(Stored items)
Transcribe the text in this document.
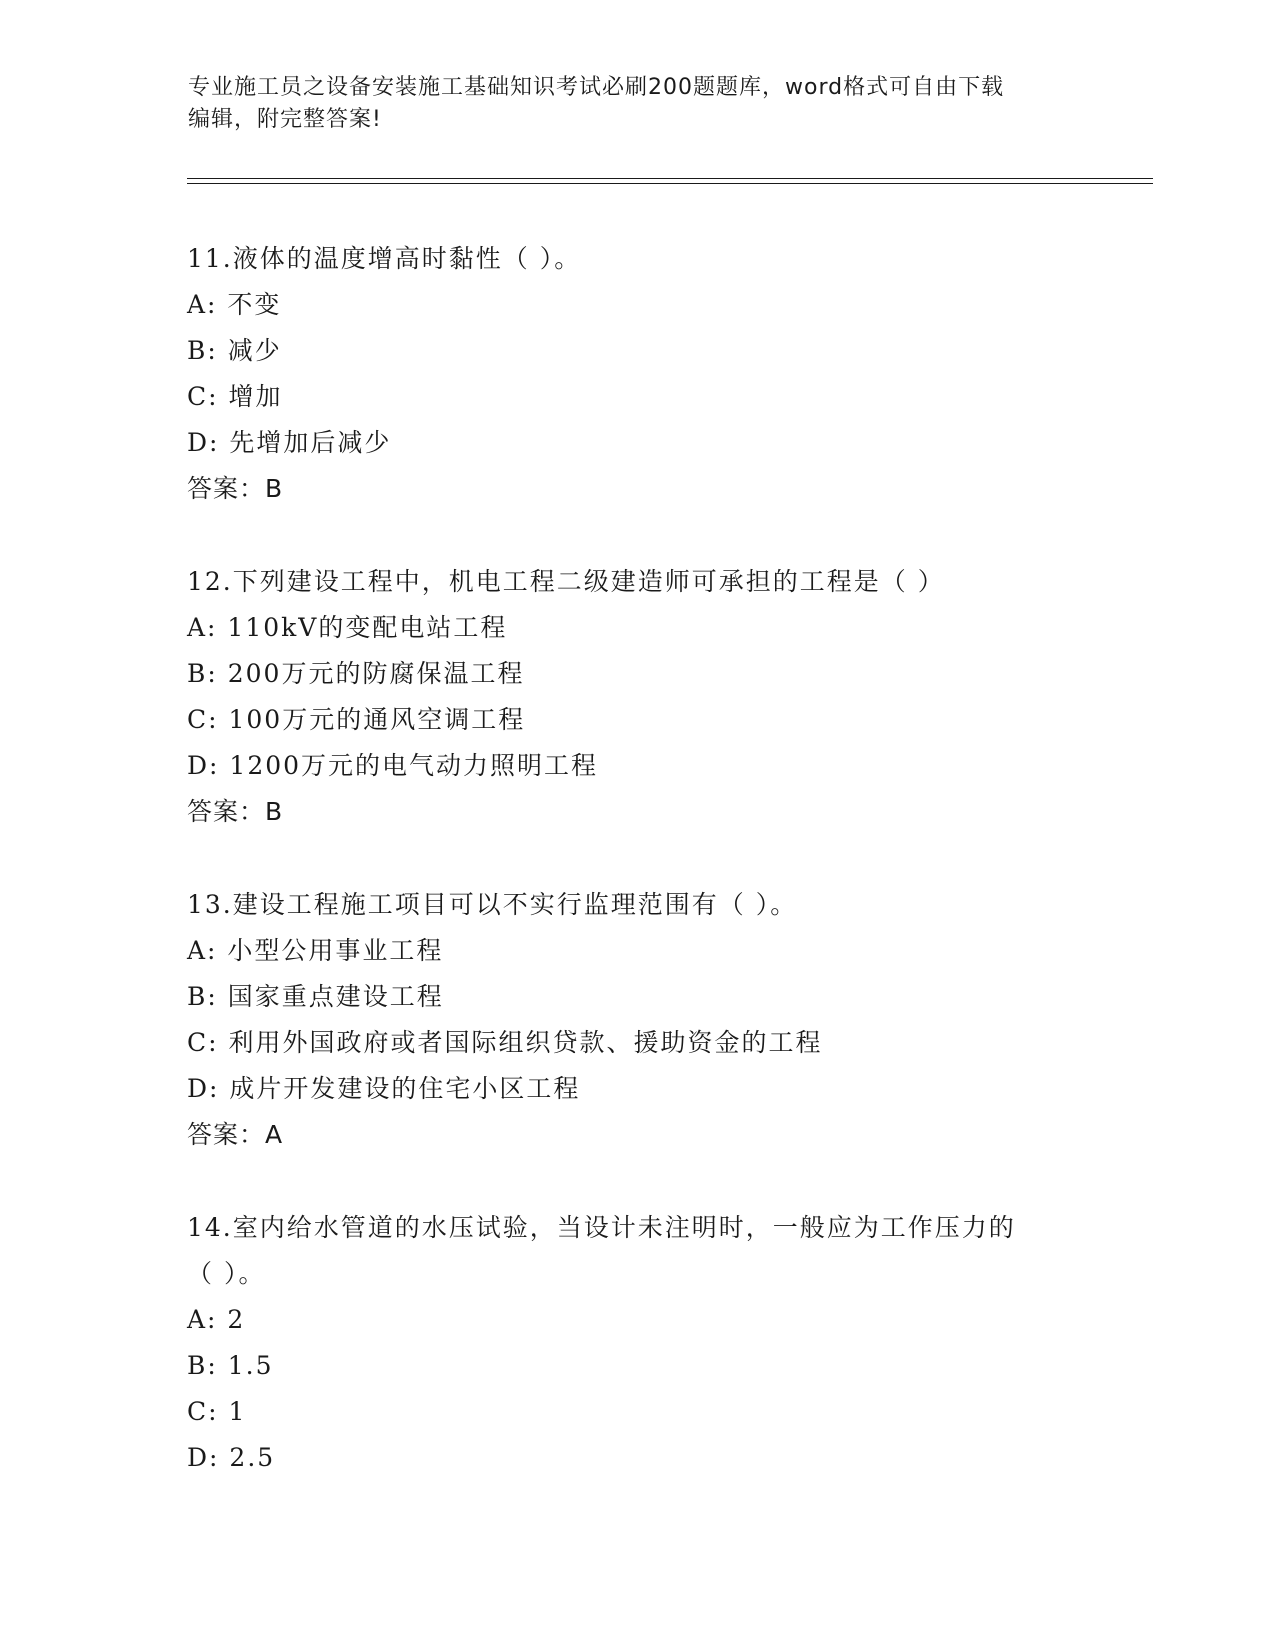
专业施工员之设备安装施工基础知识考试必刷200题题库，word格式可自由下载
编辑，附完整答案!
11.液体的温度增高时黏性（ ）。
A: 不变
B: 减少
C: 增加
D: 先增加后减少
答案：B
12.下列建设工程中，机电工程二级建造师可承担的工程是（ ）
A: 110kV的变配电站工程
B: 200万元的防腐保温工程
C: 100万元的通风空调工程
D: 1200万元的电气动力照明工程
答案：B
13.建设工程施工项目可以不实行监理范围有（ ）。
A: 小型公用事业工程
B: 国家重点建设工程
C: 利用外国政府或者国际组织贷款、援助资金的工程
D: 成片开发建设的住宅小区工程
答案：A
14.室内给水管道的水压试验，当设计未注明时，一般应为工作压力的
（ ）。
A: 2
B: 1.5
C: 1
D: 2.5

==

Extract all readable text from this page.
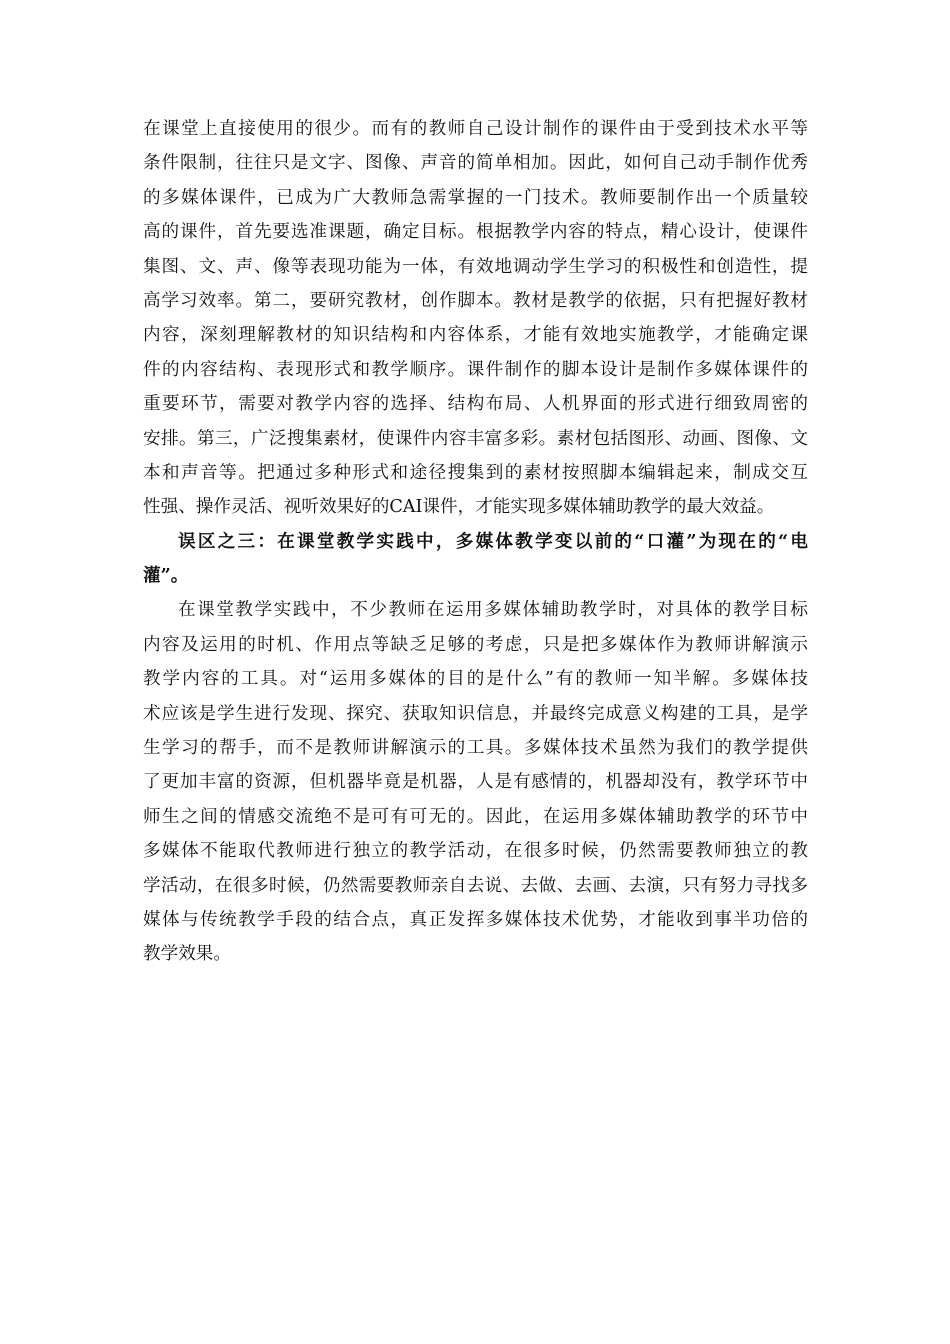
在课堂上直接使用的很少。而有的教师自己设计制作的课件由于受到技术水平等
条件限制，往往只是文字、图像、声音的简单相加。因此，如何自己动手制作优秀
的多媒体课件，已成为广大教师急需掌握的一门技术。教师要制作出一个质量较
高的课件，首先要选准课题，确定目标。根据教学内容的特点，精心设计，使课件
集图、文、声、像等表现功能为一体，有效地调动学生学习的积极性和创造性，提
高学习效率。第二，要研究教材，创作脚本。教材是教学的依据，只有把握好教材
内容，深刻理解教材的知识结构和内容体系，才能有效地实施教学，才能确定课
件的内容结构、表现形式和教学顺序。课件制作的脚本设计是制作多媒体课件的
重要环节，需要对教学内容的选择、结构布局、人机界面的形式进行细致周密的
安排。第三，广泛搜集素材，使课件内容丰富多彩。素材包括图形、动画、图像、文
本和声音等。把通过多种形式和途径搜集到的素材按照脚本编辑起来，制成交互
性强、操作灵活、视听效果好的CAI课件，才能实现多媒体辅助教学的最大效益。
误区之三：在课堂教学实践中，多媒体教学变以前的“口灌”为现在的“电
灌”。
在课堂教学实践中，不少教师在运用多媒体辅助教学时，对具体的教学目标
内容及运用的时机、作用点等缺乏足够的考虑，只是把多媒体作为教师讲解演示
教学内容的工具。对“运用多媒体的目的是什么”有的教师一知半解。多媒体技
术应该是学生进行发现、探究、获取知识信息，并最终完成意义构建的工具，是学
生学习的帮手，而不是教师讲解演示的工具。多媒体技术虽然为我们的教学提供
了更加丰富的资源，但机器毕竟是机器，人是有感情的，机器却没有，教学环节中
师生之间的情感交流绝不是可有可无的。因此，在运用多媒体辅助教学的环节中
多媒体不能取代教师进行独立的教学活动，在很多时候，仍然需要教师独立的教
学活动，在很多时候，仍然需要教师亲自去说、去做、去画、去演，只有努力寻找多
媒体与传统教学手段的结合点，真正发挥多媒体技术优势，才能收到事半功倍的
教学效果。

Challenge :: Tally the lines above containing "text". Answer with the count only.

Exercise result :: 2